> **TEXTO PARA LEITURA**:
A privatização da água faz mal ao Brasil
Por Dalila Calisto*
Da Página do MST
A água está no centro da disputa mundial do capitalismo, e o seu território de atuação é o Brasil, onde existem as principais reservas potáveis de água do mundo, estruturas de produção e serviços públicos sendo operados de maneira estatal. Na crise econômica, o capital prioriza as regiões que reúnem as melhores condições para a manutenção da sua reprodução e do seu padrão de acumulação. Locais que possibilitem a conquista de novos mercados e a intensificação da exploração de mercados antigos.
Em nosso país, temos mais de 13% de todas as reservas mundiais de água potável que estão concentradas em grandes rios e aquíferos, que são os maiores do mundo. Temos mais de 27 aquíferos, que somam mais de 112 bilhões de metros cúbicos de água. Além disso, temos o setor de saneamento totalmente público, correspondendo a mais de 20 de companhias estaduais, 57 milhões de ligações residenciais, 630 mil km de redes de água instaladas, 300 mil km de redes de esgotamento, 220 mil trabalhadores e um movimento de R$110 bilhões por ano. Temos a Eletrobrás, maior empresa de energia da América Latina, que possui a outorga de 47 lagos hidrelétricos.
Todavia, a tendência do capital é a exploração mundial e a mercantilização de tudo, dessa forma, tem ocorrido no Brasil os principais movimentos do capital para transformar a água em propriedade privada.
O capital depende da ação do estado para definir, codificar e dar forma legal aos seus interesses privados. Assim, temos visto diversas iniciativas de projetos de lei e medidas provisórias garantindo a máxima liberdade e direitos de propriedade ao capital sobre a água no Congresso Nacional, sob o respaldo do Estado Brasileiro que, através do Presidente da República e da maioria dos parlamentares, tem atuado para criar todas as condições legais e institucionais alargando os negócios da classe dominante.
A recente lei 14.026/20 (novo marco regulatório do saneamento) e o PL 495/2017 (mercado de águas) são a via concreta pelo qual o capital se apropriará do setor de saneamento e das reservas naturais de água em nosso país.
As empresas querem o direito de posse exclusiva sobre os rios e bacias hidrográficas para estabelecer novos negócios. Após a recente aprovação do marco legal do saneamento, o PL 495/17, de autoria do Senador Tasso Jereissati (PSDB-CE), o projeto poderá ser colocado na agenda política em breve. A exemplo do que aconteceu no Chile, por meio deste PL, as empresas passariam a ter acesso à outorga de forma perpétua e seriam liberadas a criar mercados de águas em bacias hidrográficas brasileiras.

Entradas armazenadas:
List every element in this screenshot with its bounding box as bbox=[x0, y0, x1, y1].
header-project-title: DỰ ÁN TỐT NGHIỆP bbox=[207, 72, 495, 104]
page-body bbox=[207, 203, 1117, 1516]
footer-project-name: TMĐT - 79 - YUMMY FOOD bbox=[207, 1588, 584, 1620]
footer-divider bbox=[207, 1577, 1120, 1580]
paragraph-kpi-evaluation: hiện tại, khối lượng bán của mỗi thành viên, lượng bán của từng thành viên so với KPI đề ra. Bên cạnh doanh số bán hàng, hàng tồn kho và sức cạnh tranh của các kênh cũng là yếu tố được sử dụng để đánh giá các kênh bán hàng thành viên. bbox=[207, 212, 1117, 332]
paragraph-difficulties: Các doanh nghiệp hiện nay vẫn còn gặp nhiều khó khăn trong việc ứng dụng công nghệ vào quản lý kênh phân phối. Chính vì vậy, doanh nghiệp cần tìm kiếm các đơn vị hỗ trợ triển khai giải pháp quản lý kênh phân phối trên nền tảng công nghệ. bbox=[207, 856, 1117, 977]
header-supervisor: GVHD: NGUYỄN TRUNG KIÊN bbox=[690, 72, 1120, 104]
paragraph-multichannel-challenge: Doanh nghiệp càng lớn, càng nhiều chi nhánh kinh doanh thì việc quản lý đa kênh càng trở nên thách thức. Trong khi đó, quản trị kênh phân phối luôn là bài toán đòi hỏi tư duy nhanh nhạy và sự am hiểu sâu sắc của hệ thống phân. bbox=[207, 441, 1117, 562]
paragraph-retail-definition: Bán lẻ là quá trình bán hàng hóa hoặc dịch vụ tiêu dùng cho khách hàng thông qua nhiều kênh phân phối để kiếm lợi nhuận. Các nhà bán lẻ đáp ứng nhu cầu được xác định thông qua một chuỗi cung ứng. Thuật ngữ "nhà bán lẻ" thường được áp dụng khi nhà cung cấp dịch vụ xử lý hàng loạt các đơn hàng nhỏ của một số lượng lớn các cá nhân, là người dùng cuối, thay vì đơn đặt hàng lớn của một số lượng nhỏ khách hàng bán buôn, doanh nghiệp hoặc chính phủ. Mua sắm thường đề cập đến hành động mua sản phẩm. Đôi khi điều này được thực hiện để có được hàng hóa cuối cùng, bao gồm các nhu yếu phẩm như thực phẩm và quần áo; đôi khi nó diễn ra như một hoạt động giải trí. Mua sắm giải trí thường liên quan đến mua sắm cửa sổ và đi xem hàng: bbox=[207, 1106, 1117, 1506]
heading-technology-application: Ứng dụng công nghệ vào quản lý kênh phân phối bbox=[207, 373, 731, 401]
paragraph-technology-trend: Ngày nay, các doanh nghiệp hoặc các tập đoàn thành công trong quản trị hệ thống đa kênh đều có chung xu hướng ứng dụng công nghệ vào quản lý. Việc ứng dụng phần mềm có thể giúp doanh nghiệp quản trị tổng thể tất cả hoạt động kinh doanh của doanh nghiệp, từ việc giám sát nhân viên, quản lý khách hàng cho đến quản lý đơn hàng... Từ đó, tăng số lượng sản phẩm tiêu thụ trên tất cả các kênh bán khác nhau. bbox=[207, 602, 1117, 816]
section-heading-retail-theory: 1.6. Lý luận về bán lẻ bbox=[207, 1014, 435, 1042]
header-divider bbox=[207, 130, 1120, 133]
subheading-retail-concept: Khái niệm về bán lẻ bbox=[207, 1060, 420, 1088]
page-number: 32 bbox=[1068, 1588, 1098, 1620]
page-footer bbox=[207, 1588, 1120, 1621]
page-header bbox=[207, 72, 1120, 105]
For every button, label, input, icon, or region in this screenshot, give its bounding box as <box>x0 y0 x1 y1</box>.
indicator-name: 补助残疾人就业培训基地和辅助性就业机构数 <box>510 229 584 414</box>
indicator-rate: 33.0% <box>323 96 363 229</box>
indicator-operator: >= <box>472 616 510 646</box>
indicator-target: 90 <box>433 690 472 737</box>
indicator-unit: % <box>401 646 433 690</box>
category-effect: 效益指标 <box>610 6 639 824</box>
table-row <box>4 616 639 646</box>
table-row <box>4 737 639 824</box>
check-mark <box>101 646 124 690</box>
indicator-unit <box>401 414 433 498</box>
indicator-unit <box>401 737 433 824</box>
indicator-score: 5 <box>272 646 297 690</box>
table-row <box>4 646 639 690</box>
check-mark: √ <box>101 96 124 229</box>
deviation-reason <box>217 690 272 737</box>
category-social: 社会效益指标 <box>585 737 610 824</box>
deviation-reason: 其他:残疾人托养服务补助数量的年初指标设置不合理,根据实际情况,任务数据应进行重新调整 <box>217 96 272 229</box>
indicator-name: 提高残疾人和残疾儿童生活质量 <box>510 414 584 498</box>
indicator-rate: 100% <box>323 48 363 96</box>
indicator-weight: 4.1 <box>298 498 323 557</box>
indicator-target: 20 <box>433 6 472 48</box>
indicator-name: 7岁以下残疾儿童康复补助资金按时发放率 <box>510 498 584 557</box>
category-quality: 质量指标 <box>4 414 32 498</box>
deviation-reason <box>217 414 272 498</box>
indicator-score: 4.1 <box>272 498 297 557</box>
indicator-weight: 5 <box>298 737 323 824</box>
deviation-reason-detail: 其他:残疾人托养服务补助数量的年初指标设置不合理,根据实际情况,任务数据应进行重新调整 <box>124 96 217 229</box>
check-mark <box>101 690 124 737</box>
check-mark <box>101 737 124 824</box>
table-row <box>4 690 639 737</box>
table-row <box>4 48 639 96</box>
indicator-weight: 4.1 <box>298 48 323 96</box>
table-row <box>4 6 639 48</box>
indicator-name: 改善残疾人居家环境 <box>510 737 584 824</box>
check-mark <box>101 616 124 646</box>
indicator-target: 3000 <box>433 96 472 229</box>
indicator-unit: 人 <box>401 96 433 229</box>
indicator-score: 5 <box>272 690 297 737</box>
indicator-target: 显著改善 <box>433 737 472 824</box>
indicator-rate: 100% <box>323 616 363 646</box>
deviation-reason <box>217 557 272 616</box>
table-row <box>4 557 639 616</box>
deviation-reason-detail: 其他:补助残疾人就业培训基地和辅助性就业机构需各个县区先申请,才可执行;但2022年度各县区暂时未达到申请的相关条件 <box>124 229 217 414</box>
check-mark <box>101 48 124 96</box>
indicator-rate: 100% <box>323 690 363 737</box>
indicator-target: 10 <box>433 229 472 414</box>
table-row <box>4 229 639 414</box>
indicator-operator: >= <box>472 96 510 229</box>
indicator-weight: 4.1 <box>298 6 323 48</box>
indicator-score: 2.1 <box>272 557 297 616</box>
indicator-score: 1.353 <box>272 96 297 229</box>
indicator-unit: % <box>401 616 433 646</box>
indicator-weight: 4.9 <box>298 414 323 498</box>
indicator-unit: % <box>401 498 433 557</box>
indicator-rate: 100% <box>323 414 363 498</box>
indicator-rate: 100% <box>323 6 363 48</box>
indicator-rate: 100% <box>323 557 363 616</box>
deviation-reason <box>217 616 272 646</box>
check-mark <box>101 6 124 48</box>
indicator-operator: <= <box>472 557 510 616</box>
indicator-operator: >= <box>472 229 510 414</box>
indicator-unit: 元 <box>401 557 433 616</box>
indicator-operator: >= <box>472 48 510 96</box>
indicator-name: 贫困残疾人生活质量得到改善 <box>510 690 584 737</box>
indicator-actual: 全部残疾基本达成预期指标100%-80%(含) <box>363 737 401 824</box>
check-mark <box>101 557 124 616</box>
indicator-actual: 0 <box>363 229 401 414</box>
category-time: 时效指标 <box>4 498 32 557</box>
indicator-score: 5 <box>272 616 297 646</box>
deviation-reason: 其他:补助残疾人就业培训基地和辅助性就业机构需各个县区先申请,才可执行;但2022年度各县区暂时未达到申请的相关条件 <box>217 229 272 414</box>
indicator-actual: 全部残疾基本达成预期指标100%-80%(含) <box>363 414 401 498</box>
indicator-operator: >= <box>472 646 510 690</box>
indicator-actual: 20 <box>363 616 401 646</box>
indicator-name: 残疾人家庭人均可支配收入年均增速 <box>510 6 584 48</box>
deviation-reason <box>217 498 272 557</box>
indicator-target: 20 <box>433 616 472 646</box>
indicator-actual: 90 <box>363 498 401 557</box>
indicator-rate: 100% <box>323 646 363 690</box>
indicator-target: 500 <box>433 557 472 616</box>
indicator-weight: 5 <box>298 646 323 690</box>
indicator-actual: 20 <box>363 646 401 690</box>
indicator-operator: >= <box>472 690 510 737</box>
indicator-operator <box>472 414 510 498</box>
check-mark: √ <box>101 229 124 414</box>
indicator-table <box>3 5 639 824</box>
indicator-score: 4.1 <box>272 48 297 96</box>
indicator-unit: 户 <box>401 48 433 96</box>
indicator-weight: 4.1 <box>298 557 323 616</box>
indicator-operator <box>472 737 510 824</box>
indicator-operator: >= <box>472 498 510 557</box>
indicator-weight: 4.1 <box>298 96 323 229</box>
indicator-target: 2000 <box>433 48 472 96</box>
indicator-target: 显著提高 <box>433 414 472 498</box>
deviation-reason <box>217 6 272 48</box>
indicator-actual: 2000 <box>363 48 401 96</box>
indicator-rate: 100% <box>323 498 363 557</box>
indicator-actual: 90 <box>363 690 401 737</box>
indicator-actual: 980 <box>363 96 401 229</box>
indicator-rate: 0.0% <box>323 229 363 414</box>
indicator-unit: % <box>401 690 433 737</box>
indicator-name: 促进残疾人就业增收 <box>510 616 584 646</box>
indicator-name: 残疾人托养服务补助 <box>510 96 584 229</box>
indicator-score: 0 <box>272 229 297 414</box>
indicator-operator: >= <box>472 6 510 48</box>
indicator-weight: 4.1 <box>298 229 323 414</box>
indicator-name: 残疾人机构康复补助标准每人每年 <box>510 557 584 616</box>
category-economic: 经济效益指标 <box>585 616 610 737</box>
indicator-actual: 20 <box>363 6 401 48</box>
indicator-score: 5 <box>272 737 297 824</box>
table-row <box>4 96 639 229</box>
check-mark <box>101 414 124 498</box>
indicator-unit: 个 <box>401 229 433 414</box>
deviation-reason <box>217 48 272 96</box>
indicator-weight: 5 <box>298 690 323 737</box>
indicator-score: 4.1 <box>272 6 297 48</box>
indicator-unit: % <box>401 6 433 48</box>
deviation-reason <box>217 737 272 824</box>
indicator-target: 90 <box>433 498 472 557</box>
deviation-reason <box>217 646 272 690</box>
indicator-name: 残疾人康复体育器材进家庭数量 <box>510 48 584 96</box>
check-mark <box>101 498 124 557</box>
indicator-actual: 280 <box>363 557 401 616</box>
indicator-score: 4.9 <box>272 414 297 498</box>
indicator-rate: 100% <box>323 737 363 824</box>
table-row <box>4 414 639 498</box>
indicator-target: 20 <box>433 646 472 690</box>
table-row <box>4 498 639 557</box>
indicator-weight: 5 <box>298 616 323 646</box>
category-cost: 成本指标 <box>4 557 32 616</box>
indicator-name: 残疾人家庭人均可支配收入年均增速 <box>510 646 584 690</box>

> **ENUNCIADO DA TAREFA**:
Segundo o texto sobre a privatização da água, de quantos lagos hidrelétricos a Eletrobrás possui a outorga? Não é preciso consultar os dados.

> **SOLUÇÃO**:
A Eletrobrás possui a outorga de 47 lagos hidrelétricos.